:: Instruction ::
Extract all lines that hold the string "this".
>> START
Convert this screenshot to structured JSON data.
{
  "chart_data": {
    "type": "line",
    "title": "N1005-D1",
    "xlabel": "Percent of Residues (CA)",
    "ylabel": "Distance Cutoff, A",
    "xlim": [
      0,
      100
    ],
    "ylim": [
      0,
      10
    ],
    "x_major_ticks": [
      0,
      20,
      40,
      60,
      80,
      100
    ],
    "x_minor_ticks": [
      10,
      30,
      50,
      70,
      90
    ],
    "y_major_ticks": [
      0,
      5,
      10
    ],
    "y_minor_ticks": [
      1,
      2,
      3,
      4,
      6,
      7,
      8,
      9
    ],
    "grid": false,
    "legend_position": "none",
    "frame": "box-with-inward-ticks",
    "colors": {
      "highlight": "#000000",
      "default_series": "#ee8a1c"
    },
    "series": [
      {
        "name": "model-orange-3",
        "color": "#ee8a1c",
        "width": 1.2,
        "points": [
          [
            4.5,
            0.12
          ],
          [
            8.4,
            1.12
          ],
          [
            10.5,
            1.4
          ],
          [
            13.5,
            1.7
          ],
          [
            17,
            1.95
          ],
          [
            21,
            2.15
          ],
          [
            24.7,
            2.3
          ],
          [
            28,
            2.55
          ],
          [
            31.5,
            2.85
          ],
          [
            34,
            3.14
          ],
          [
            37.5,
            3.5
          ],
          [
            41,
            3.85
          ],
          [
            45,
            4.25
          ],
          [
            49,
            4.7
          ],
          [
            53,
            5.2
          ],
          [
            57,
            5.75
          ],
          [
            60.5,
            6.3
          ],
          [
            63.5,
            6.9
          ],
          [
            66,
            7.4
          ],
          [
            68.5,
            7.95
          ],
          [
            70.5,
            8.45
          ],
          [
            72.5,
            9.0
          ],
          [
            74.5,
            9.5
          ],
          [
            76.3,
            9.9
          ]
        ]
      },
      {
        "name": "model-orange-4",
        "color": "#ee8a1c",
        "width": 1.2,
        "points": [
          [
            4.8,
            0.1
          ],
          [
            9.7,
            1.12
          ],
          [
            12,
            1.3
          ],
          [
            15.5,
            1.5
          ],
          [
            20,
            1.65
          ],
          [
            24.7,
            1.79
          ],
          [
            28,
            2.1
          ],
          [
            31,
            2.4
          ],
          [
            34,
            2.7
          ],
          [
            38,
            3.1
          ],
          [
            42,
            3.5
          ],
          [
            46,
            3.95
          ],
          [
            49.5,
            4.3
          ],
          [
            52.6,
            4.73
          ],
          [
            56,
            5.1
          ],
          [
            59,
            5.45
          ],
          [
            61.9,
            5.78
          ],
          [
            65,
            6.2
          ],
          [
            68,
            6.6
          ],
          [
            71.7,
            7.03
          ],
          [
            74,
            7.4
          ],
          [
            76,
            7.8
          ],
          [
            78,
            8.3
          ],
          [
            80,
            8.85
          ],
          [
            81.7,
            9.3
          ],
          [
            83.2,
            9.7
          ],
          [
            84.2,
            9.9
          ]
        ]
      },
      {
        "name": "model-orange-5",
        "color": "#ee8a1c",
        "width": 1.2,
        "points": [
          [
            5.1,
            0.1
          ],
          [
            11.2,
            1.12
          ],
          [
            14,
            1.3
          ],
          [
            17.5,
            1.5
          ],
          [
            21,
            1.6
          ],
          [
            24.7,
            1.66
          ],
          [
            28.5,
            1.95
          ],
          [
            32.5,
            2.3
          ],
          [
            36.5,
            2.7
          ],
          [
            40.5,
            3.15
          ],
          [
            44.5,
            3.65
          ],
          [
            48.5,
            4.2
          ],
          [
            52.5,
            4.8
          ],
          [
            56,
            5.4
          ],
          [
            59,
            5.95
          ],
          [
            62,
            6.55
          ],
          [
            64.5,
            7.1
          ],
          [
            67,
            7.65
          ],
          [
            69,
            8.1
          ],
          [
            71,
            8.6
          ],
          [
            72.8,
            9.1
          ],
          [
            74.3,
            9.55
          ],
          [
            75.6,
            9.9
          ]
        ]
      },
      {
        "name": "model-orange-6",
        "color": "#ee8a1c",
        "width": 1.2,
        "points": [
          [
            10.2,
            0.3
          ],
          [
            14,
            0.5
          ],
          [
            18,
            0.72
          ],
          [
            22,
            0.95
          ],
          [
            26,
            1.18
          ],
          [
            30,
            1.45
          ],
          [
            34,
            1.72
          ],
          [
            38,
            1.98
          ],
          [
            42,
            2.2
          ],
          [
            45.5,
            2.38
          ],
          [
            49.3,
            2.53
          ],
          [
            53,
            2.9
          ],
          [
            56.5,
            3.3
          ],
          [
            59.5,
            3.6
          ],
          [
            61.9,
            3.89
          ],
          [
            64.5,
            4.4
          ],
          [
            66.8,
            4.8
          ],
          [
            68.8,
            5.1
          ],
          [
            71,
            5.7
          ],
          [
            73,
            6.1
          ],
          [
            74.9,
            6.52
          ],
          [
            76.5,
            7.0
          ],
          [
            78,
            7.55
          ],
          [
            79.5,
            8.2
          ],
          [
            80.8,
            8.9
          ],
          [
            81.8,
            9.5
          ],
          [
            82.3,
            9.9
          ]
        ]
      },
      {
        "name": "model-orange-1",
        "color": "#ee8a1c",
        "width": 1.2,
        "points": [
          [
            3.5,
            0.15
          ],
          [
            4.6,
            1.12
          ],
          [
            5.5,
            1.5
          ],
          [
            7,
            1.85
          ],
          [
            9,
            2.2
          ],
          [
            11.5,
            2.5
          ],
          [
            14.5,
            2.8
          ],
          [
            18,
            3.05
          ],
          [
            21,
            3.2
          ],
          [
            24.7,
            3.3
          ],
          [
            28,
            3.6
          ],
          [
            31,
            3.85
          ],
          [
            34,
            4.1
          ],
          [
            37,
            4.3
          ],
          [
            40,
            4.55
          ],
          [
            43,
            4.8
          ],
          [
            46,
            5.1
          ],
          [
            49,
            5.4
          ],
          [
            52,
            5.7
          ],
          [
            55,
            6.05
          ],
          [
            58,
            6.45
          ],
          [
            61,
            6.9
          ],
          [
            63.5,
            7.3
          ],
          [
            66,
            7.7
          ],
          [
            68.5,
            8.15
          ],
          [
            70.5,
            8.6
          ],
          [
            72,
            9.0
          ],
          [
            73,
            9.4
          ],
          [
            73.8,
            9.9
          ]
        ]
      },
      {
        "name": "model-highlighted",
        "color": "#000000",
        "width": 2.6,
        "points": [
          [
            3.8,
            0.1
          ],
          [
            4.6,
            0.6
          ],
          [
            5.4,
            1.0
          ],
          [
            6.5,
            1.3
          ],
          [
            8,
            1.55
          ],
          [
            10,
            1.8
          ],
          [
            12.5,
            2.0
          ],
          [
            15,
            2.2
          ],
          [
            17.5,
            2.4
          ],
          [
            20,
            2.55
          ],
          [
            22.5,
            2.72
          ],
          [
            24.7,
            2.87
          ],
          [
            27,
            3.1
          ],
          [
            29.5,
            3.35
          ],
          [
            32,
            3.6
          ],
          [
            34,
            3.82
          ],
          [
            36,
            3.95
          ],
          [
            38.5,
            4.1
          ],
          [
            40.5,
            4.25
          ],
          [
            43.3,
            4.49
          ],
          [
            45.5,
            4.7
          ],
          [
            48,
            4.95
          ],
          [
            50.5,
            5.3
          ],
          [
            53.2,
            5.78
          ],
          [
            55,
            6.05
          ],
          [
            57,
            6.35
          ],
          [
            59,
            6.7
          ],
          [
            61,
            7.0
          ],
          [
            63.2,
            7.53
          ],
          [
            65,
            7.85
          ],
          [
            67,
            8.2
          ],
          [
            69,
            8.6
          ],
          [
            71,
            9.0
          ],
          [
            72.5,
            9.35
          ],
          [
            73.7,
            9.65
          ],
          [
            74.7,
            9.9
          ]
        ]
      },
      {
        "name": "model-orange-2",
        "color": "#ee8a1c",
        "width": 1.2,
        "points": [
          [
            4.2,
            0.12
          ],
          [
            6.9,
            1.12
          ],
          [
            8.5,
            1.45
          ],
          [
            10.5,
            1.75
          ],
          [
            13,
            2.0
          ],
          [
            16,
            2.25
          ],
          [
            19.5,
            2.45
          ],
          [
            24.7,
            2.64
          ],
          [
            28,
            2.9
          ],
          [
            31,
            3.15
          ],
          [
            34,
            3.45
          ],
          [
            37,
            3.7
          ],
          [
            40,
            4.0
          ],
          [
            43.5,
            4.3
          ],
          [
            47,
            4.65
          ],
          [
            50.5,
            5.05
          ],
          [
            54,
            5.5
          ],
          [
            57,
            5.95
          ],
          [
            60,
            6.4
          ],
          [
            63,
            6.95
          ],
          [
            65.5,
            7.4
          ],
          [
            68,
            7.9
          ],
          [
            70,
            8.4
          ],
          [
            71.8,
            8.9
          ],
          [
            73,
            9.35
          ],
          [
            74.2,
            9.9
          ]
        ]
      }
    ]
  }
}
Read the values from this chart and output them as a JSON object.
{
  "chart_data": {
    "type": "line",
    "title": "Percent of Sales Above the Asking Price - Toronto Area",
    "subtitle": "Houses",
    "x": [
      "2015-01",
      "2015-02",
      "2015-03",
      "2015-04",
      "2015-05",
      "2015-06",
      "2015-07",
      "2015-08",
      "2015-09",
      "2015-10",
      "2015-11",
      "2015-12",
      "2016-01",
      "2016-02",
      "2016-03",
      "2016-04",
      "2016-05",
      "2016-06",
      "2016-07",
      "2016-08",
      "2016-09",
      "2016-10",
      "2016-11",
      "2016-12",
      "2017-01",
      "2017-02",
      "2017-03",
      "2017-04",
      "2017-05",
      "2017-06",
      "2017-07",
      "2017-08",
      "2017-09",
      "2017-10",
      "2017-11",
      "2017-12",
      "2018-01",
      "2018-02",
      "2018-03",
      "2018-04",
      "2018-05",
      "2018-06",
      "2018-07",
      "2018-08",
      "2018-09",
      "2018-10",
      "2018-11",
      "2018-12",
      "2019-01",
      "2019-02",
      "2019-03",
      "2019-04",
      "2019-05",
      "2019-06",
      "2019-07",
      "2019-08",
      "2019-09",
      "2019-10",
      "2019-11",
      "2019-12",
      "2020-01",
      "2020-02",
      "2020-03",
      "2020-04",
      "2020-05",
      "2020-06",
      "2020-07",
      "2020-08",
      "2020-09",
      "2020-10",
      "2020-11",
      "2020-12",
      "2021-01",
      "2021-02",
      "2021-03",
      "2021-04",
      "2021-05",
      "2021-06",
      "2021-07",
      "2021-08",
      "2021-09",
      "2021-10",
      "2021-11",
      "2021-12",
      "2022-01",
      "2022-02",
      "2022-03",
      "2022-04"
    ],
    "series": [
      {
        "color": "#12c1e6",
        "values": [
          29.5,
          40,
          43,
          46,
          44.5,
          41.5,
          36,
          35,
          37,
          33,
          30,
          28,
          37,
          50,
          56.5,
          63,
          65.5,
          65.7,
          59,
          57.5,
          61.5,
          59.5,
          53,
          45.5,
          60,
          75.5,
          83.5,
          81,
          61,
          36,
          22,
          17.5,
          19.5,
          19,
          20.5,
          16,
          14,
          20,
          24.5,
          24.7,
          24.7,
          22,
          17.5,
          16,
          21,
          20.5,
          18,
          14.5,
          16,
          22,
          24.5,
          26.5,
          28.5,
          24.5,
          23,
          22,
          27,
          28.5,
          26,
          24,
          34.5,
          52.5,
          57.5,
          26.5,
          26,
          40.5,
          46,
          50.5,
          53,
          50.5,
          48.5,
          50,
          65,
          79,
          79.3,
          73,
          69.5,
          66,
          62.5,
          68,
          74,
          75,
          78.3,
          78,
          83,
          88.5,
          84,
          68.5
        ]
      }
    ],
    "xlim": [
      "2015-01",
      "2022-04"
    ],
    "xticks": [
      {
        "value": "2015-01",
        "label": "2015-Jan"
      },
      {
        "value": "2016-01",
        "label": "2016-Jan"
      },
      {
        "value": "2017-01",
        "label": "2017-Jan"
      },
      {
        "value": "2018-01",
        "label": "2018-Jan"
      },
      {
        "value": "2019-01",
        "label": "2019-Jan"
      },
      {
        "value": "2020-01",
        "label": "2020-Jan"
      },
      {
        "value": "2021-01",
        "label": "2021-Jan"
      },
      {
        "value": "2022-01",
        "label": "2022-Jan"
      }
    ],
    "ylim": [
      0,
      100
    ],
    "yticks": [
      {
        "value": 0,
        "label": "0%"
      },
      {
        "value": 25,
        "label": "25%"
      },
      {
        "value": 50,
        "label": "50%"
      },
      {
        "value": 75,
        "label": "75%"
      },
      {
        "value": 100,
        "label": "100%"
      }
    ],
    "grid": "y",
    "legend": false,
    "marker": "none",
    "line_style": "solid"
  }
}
>> END
:: Full answer ::
Convert this screenshot to structured JSON data.
Read the values from this chart and output them as a JSON object.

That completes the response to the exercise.